:: PROBLEM REQUIREMENTS ::
Write out each entry again. Keep every word exactly as it is.

________

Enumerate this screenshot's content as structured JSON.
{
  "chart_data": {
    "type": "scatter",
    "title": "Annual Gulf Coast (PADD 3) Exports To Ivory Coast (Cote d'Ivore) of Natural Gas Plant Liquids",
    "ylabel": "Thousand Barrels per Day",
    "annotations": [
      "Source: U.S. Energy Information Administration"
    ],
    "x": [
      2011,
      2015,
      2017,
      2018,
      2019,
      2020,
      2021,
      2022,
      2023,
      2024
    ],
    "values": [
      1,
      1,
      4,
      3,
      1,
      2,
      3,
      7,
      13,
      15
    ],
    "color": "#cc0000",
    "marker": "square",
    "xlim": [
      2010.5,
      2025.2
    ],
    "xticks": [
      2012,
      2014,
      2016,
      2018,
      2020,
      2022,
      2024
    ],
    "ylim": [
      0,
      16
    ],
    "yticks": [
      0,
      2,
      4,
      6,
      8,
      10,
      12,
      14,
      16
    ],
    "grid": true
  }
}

________

:: CORRECT ANSWER ::
Enumerate this screenshot's content as structured JSON.
{
  "chart_data": {
    "type": "scatter",
    "title": "Annual Gulf Coast (PADD 3) Exports To Ivory Coast (Cote d'Ivore) of Natural Gas Plant Liquids",
    "ylabel": "Thousand Barrels per Day",
    "annotations": [
      "Source: U.S. Energy Information Administration"
    ],
    "x": [
      2011,
      2015,
      2017,
      2018,
      2019,
      2020,
      2021,
      2022,
      2023,
      2024
    ],
    "values": [
      1,
      1,
      4,
      3,
      1,
      2,
      3,
      7,
      13,
      15
    ],
    "color": "#cc0000",
    "marker": "square",
    "xlim": [
      2010.5,
      2025.2
    ],
    "xticks": [
      2012,
      2014,
      2016,
      2018,
      2020,
      2022,
      2024
    ],
    "ylim": [
      0,
      16
    ],
    "yticks": [
      0,
      2,
      4,
      6,
      8,
      10,
      12,
      14,
      16
    ],
    "grid": true
  }
}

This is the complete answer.